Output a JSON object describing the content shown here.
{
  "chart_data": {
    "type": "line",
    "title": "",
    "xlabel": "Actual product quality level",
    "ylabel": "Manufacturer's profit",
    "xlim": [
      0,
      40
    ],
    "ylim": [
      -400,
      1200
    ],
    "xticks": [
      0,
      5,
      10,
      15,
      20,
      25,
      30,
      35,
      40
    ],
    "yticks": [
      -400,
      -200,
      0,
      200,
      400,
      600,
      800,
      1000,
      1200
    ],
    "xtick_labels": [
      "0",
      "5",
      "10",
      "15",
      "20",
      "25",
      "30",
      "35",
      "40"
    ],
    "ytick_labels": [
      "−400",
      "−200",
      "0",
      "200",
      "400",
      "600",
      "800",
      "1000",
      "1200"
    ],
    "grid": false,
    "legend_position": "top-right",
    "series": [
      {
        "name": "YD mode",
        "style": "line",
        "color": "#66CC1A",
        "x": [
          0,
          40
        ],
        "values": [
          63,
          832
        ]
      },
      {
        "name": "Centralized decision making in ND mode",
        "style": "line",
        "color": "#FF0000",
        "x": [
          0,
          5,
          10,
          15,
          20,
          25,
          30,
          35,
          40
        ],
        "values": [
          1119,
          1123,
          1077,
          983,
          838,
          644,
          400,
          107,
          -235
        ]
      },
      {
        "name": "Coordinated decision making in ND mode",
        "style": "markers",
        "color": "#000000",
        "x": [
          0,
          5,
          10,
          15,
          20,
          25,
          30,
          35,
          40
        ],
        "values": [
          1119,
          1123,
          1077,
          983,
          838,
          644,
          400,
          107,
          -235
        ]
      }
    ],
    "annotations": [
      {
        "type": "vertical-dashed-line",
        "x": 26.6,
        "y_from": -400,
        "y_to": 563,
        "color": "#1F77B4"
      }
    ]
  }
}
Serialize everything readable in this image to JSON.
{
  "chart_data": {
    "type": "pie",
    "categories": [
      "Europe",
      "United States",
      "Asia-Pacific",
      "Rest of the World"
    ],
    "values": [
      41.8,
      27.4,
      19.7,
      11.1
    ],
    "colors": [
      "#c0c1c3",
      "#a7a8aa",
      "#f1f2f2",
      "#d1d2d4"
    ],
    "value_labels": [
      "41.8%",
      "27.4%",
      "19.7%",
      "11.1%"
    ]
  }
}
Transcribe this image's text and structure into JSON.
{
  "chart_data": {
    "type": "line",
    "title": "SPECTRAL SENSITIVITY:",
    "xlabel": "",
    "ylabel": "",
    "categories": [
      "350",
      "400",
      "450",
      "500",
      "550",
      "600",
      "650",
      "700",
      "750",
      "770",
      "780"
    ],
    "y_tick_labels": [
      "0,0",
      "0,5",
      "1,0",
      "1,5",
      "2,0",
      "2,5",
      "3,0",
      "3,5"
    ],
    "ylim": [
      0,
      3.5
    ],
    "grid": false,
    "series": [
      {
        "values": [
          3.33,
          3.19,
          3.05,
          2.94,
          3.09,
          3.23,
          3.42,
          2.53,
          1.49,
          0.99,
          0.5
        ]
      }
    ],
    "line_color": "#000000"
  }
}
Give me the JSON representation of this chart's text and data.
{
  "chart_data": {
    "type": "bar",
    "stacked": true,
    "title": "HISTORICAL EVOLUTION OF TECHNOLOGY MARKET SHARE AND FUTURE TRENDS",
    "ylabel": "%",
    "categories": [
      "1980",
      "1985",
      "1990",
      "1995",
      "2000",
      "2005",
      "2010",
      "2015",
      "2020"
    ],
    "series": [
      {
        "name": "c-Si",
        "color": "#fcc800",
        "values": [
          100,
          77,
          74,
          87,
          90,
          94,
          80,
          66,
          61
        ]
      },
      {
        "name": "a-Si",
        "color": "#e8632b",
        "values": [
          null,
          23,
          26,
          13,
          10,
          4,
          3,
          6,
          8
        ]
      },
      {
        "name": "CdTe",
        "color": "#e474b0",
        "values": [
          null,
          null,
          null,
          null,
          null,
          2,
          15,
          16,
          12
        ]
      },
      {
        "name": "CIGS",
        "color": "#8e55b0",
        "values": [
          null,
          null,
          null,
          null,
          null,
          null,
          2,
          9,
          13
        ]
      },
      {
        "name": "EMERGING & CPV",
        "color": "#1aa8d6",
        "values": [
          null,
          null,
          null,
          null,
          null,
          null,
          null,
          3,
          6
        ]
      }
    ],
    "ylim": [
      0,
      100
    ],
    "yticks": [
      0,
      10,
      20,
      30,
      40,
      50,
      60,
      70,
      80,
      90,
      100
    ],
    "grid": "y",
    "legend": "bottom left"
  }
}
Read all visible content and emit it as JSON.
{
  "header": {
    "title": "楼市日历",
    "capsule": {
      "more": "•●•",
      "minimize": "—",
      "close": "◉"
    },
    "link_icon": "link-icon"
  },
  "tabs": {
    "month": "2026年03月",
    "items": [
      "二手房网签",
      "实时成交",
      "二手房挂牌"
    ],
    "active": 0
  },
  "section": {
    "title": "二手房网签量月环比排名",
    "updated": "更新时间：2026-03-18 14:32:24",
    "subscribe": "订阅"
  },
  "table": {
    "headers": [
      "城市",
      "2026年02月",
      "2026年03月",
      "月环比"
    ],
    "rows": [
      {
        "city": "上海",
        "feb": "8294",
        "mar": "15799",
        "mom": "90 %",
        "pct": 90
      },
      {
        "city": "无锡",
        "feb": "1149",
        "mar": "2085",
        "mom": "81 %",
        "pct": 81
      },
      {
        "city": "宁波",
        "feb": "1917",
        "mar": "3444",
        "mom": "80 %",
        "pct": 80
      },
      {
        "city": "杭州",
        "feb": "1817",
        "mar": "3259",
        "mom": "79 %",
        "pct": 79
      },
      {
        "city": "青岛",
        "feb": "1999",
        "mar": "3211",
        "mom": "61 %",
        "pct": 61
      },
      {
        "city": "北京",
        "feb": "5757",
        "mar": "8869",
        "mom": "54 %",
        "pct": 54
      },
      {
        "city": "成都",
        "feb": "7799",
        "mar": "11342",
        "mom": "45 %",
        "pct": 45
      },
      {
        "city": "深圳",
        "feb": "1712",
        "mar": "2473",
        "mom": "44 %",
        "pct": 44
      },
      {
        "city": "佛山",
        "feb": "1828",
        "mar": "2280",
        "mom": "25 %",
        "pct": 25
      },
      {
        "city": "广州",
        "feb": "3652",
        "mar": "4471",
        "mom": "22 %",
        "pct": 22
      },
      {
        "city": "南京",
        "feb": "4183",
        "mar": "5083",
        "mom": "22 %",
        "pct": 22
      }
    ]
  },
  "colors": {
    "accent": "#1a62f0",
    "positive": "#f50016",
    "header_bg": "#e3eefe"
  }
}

◆ ◆ ◆ ◆ ◆ ◆ ◆

Out of the material above, select every line that holds the string "this".

Serialize everything readable in this image to JSON.
Transcribe this image's text and structure into JSON.
Give me the JSON representation of this chart's text and data.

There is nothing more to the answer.